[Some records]
============

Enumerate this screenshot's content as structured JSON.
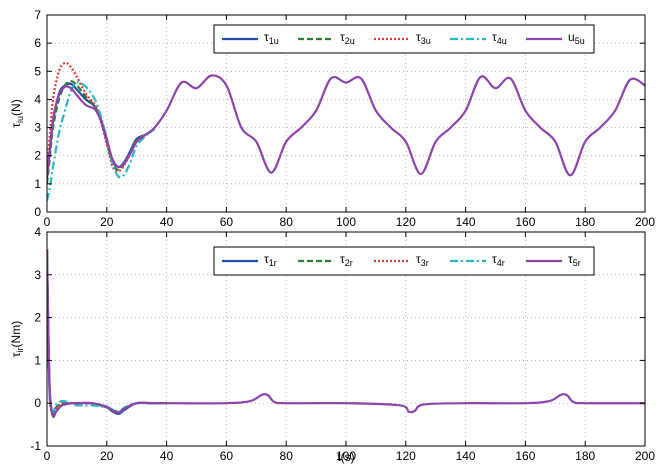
{
  "chart_data": [
    {
      "type": "line",
      "xlabel": "",
      "ylabel": {
        "main": "τ",
        "sub": "iu",
        "suffix": "(N)"
      },
      "xlim": [
        0,
        200
      ],
      "ylim": [
        0,
        7
      ],
      "xticks": [
        0,
        20,
        40,
        60,
        80,
        100,
        120,
        140,
        160,
        180,
        200
      ],
      "yticks": [
        0,
        1,
        2,
        3,
        4,
        5,
        6,
        7
      ],
      "grid": true,
      "legend_position": "top-right",
      "series": [
        {
          "name": "τ1u",
          "label_main": "τ",
          "label_sub": "1u",
          "color": "#1f4fa3",
          "dash": "solid",
          "x": [
            0,
            1,
            2,
            4,
            6,
            8,
            10,
            13,
            16,
            18,
            20,
            22,
            24,
            26,
            28,
            30,
            33,
            36
          ],
          "y": [
            1.2,
            2.2,
            3.2,
            4.2,
            4.5,
            4.55,
            4.35,
            4.0,
            3.75,
            3.3,
            2.6,
            1.8,
            1.6,
            1.8,
            2.2,
            2.6,
            2.75,
            2.95
          ]
        },
        {
          "name": "τ2u",
          "label_main": "τ",
          "label_sub": "2u",
          "color": "#2e7d32",
          "dash": "6,3",
          "x": [
            0,
            1,
            2,
            4,
            6,
            8,
            10,
            13,
            16,
            18,
            20,
            22,
            24,
            26,
            28,
            30,
            33,
            36
          ],
          "y": [
            1.0,
            2.0,
            3.0,
            4.0,
            4.5,
            4.65,
            4.5,
            4.1,
            3.75,
            3.25,
            2.5,
            1.7,
            1.5,
            1.75,
            2.15,
            2.55,
            2.75,
            2.95
          ]
        },
        {
          "name": "τ3u",
          "label_main": "τ",
          "label_sub": "3u",
          "color": "#e53935",
          "dash": "2,2",
          "x": [
            0,
            1,
            2,
            4,
            6,
            8,
            10,
            13,
            16,
            18,
            20,
            22,
            24,
            26,
            28,
            30,
            33,
            36
          ],
          "y": [
            1.5,
            2.8,
            4.0,
            5.0,
            5.3,
            5.15,
            4.8,
            4.2,
            3.8,
            3.2,
            2.4,
            1.6,
            1.45,
            1.7,
            2.1,
            2.5,
            2.75,
            2.95
          ]
        },
        {
          "name": "τ4u",
          "label_main": "τ",
          "label_sub": "4u",
          "color": "#26b8c4",
          "dash": "8,3,2,3",
          "x": [
            0,
            1,
            2,
            4,
            6,
            8,
            10,
            13,
            16,
            18,
            20,
            22,
            24,
            26,
            28,
            30,
            33,
            36
          ],
          "y": [
            0.4,
            0.9,
            1.6,
            2.8,
            3.6,
            4.3,
            4.6,
            4.45,
            4.0,
            3.4,
            2.6,
            1.7,
            1.25,
            1.35,
            1.8,
            2.35,
            2.7,
            2.95
          ]
        },
        {
          "name": "u5u",
          "label_main": "u",
          "label_sub": "5u",
          "color": "#8e44ad",
          "dash": "solid",
          "x": [
            0,
            1,
            2,
            4,
            6,
            8,
            10,
            13,
            16,
            18,
            20,
            22,
            24,
            26,
            28,
            30,
            33,
            36,
            40,
            45,
            50,
            55,
            60,
            65,
            70,
            75,
            80,
            85,
            90,
            95,
            100,
            105,
            110,
            115,
            120,
            125,
            130,
            135,
            140,
            145,
            150,
            155,
            160,
            165,
            170,
            175,
            180,
            185,
            190,
            195,
            200
          ],
          "y": [
            1.3,
            2.3,
            3.3,
            4.15,
            4.45,
            4.4,
            4.15,
            3.8,
            3.65,
            3.25,
            2.55,
            1.85,
            1.6,
            1.75,
            2.1,
            2.5,
            2.75,
            3.0,
            3.6,
            4.6,
            4.4,
            4.85,
            4.5,
            3.0,
            2.5,
            1.4,
            2.5,
            3.0,
            3.6,
            4.75,
            4.6,
            4.75,
            3.6,
            3.0,
            2.5,
            1.35,
            2.5,
            3.0,
            3.6,
            4.8,
            4.4,
            4.75,
            3.6,
            3.0,
            2.5,
            1.3,
            2.5,
            3.0,
            3.6,
            4.7,
            4.5
          ]
        }
      ]
    },
    {
      "type": "line",
      "xlabel": "t(s)",
      "ylabel": {
        "main": "τ",
        "sub": "ir",
        "suffix": "(Nm)"
      },
      "xlim": [
        0,
        200
      ],
      "ylim": [
        -1,
        4
      ],
      "xticks": [
        0,
        20,
        40,
        60,
        80,
        100,
        120,
        140,
        160,
        180,
        200
      ],
      "yticks": [
        -1,
        0,
        1,
        2,
        3,
        4
      ],
      "grid": true,
      "legend_position": "top-right",
      "series": [
        {
          "name": "τ1r",
          "label_main": "τ",
          "label_sub": "1r",
          "color": "#1f4fa3",
          "dash": "solid",
          "x": [
            0,
            0.5,
            1,
            2,
            3,
            5,
            8,
            10,
            15,
            20,
            22,
            24,
            26,
            30,
            35,
            40
          ],
          "y": [
            3.6,
            1.5,
            0.2,
            -0.3,
            -0.2,
            -0.05,
            0.0,
            0.0,
            0.0,
            -0.1,
            -0.2,
            -0.25,
            -0.15,
            0.0,
            0.0,
            0.0
          ]
        },
        {
          "name": "τ2r",
          "label_main": "τ",
          "label_sub": "2r",
          "color": "#2e7d32",
          "dash": "6,3",
          "x": [
            0,
            0.5,
            1,
            2,
            3,
            5,
            8,
            10,
            15,
            20,
            22,
            24,
            26,
            30,
            35,
            40
          ],
          "y": [
            3.6,
            1.4,
            0.15,
            -0.25,
            -0.1,
            0.0,
            0.0,
            0.0,
            0.0,
            -0.1,
            -0.15,
            -0.2,
            -0.1,
            0.0,
            0.0,
            0.0
          ]
        },
        {
          "name": "τ3r",
          "label_main": "τ",
          "label_sub": "3r",
          "color": "#e53935",
          "dash": "2,2",
          "x": [
            0,
            0.5,
            1,
            2,
            3,
            5,
            8,
            10,
            15,
            20,
            22,
            24,
            26,
            30,
            35,
            40
          ],
          "y": [
            3.6,
            1.3,
            0.1,
            -0.3,
            -0.15,
            -0.02,
            0.0,
            0.0,
            0.0,
            -0.1,
            -0.18,
            -0.22,
            -0.12,
            0.0,
            0.0,
            0.0
          ]
        },
        {
          "name": "τ4r",
          "label_main": "τ",
          "label_sub": "4r",
          "color": "#26b8c4",
          "dash": "8,3,2,3",
          "x": [
            0,
            0.5,
            1,
            2,
            3,
            5,
            8,
            10,
            15,
            20,
            22,
            24,
            26,
            30,
            35,
            40
          ],
          "y": [
            3.6,
            1.2,
            0.0,
            -0.2,
            -0.05,
            0.05,
            0.0,
            -0.05,
            -0.05,
            -0.1,
            -0.15,
            -0.2,
            -0.1,
            0.0,
            0.0,
            0.0
          ]
        },
        {
          "name": "τ5r",
          "label_main": "τ",
          "label_sub": "5r",
          "color": "#8e44ad",
          "dash": "solid",
          "x": [
            0,
            0.5,
            1,
            2,
            3,
            5,
            8,
            10,
            15,
            20,
            22,
            24,
            26,
            30,
            35,
            40,
            60,
            68,
            72,
            74,
            76,
            80,
            100,
            118,
            121,
            123,
            126,
            140,
            160,
            168,
            172,
            174,
            176,
            180,
            200
          ],
          "y": [
            3.6,
            1.45,
            0.15,
            -0.3,
            -0.2,
            -0.05,
            0.0,
            0.0,
            0.0,
            -0.08,
            -0.18,
            -0.22,
            -0.12,
            0.0,
            0.0,
            0.0,
            0.0,
            0.05,
            0.2,
            0.18,
            0.03,
            0.0,
            0.0,
            -0.05,
            -0.2,
            -0.18,
            -0.03,
            0.0,
            0.0,
            0.05,
            0.2,
            0.18,
            0.03,
            0.0,
            0.0
          ]
        }
      ]
    }
  ]
}
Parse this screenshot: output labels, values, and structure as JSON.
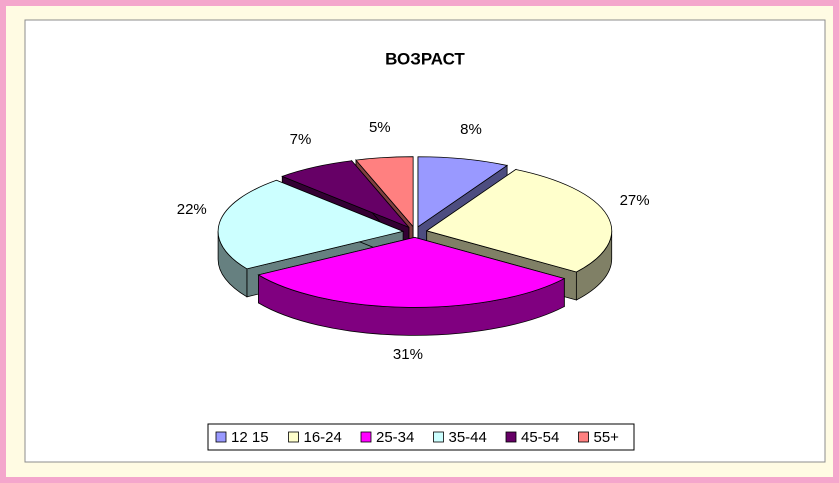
{
  "chart_data": {
    "type": "pie3d",
    "title": "ВОЗРАСТ",
    "categories": [
      "12 15",
      "16-24",
      "25-34",
      "35-44",
      "45-54",
      "55+"
    ],
    "values": [
      8,
      27,
      31,
      22,
      7,
      5
    ],
    "value_labels": [
      "8%",
      "27%",
      "31%",
      "22%",
      "7%",
      "5%"
    ],
    "colors": [
      "#9999ff",
      "#ffffcc",
      "#ff00ff",
      "#ccffff",
      "#660066",
      "#ff8080"
    ],
    "legend": "bottom"
  }
}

============

Set exercise:
Starting from the line where "Parse this screenshot: output" appears, copy every line through the end of the material, both ends included, but no pictures.

Task solution:
Parse this screenshot: output labels, values, and structure as JSON.
{
  "chart_data": {
    "type": "pie3d",
    "title": "ВОЗРАСТ",
    "categories": [
      "12 15",
      "16-24",
      "25-34",
      "35-44",
      "45-54",
      "55+"
    ],
    "values": [
      8,
      27,
      31,
      22,
      7,
      5
    ],
    "value_labels": [
      "8%",
      "27%",
      "31%",
      "22%",
      "7%",
      "5%"
    ],
    "colors": [
      "#9999ff",
      "#ffffcc",
      "#ff00ff",
      "#ccffff",
      "#660066",
      "#ff8080"
    ],
    "legend": "bottom"
  }
}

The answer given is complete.